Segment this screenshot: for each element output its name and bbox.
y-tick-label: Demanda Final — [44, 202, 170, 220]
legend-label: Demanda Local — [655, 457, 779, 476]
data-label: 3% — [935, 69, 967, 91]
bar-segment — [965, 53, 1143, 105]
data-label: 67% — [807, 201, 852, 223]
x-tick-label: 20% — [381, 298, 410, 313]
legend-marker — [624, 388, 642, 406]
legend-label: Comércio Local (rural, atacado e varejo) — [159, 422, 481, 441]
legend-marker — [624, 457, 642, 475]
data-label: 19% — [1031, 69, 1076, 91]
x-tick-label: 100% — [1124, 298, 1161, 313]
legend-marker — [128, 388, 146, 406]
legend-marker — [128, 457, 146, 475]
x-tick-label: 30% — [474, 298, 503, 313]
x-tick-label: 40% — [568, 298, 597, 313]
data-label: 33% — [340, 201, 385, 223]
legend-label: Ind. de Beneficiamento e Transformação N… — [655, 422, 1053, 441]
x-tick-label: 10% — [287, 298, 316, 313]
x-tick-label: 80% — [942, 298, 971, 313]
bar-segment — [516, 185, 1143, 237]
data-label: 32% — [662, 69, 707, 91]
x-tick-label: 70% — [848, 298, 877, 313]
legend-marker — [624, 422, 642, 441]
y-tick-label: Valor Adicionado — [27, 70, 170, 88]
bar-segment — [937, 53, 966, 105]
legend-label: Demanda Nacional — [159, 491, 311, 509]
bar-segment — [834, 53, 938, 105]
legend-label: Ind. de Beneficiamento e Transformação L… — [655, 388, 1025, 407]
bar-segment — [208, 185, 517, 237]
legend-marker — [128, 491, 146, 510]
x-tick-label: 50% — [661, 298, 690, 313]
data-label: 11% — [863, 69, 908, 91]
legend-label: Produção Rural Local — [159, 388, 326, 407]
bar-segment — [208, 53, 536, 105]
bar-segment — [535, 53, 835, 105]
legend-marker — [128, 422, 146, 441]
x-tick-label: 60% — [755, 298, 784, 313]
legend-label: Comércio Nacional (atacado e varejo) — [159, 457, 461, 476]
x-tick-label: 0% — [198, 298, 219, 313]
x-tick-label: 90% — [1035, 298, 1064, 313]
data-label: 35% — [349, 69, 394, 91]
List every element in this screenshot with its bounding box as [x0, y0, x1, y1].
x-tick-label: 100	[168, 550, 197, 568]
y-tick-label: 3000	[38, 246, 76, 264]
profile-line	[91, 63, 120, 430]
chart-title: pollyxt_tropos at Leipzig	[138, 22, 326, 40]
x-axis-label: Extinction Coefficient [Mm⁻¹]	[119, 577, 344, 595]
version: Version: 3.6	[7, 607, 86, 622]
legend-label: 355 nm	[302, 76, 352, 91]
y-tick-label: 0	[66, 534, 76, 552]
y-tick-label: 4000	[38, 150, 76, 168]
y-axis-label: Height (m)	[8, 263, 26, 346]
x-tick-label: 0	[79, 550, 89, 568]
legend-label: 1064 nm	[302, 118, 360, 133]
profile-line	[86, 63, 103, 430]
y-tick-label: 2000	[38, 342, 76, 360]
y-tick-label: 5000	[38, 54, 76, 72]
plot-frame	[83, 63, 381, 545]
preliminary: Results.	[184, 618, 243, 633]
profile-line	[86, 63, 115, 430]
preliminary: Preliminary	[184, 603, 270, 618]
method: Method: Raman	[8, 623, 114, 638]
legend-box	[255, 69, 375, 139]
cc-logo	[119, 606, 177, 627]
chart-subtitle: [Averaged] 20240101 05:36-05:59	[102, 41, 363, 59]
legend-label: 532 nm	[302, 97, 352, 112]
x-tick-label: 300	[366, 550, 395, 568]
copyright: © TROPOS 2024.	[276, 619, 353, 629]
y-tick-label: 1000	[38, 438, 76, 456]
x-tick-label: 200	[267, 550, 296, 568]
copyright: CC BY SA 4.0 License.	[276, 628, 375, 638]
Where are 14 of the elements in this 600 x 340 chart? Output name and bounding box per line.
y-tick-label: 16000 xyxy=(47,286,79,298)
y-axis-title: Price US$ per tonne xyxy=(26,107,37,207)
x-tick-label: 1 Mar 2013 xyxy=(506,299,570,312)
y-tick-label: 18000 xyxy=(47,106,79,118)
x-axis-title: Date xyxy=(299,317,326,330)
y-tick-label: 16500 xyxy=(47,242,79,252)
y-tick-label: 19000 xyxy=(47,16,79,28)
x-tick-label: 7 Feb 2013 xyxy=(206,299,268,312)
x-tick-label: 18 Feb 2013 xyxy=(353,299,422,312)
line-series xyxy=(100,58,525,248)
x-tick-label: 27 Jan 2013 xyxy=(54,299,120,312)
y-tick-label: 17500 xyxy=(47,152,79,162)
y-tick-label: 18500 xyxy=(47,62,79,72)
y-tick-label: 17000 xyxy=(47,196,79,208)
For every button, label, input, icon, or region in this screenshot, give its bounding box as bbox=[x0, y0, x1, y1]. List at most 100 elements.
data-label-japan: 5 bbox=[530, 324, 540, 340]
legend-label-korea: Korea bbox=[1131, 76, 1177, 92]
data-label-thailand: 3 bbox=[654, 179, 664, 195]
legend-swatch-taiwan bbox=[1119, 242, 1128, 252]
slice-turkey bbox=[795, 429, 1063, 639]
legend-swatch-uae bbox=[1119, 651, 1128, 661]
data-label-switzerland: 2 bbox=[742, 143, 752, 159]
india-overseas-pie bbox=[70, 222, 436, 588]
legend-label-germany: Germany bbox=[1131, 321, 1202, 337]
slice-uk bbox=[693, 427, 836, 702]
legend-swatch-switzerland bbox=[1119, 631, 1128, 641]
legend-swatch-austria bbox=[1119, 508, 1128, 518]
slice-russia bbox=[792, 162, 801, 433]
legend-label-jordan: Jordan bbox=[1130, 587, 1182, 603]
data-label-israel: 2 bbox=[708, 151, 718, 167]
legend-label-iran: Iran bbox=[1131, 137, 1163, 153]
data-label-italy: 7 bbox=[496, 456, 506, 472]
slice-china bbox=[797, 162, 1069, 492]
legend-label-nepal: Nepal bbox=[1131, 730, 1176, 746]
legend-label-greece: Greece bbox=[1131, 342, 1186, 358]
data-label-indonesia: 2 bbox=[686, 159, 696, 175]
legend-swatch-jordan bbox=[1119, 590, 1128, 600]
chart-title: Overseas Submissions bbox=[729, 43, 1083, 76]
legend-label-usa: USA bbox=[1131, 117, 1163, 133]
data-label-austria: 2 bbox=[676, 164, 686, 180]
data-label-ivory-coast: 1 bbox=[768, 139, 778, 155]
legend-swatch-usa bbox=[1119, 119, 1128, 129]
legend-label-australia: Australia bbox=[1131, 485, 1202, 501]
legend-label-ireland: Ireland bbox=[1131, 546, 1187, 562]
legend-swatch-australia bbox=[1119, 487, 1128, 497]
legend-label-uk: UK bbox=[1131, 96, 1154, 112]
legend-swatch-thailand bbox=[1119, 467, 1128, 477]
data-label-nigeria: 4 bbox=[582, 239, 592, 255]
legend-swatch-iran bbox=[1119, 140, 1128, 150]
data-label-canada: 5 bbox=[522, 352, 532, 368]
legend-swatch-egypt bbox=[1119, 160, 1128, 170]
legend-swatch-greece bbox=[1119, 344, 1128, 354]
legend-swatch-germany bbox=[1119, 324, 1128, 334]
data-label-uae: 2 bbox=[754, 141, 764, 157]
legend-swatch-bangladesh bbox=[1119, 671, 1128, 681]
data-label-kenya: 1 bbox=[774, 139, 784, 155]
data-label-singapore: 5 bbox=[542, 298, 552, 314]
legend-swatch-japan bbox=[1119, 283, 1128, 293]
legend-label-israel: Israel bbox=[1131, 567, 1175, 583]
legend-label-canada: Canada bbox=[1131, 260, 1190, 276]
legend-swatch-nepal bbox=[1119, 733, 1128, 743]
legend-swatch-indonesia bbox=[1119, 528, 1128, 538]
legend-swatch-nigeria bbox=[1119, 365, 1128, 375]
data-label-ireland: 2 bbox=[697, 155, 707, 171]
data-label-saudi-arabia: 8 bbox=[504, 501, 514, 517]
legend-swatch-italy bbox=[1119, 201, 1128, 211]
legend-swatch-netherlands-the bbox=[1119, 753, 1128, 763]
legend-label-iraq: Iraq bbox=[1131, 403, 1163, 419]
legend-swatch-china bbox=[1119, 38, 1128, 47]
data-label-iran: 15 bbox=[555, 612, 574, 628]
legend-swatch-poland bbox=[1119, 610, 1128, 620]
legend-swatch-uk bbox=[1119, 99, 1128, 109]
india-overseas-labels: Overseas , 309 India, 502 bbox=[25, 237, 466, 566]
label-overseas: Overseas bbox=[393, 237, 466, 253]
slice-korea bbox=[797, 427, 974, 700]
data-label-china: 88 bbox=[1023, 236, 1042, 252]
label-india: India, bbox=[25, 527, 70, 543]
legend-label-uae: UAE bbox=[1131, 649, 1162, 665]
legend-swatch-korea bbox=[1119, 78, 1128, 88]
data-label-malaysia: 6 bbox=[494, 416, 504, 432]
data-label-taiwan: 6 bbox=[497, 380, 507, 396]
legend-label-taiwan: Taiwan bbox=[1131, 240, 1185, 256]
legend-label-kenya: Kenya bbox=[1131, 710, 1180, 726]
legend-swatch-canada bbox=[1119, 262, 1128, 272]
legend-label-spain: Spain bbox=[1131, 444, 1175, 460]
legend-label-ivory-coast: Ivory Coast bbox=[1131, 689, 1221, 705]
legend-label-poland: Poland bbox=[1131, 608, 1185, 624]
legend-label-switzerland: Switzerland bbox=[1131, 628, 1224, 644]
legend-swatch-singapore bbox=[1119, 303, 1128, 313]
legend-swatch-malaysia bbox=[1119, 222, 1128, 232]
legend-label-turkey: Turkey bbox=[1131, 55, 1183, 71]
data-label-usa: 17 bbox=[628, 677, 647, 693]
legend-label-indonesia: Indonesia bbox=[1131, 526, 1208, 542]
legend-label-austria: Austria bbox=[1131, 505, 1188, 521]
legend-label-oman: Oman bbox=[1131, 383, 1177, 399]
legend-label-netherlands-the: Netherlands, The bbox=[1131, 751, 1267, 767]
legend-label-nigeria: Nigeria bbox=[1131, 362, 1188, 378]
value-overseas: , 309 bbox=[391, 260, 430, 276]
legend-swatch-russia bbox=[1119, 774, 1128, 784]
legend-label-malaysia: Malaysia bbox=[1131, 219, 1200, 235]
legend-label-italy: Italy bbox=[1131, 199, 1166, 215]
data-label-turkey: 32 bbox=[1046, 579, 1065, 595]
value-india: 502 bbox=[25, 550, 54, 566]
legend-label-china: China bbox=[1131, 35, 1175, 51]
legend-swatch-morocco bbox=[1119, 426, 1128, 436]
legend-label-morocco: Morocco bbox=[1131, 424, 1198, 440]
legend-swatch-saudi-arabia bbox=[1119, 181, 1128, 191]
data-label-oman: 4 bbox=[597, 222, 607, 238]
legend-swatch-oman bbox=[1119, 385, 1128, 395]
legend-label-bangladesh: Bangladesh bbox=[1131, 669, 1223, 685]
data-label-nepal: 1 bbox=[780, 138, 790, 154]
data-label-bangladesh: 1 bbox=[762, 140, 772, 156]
=-=-=-=-=
▶ The exercise:
Gather every line of the entries that contains the string "korea", matching case exactly.

▶ Answer for the task:
legend-label-korea: Korea bbox=[1131, 76, 1177, 92]
slice-korea bbox=[797, 427, 974, 700]
legend-swatch-korea bbox=[1119, 78, 1128, 88]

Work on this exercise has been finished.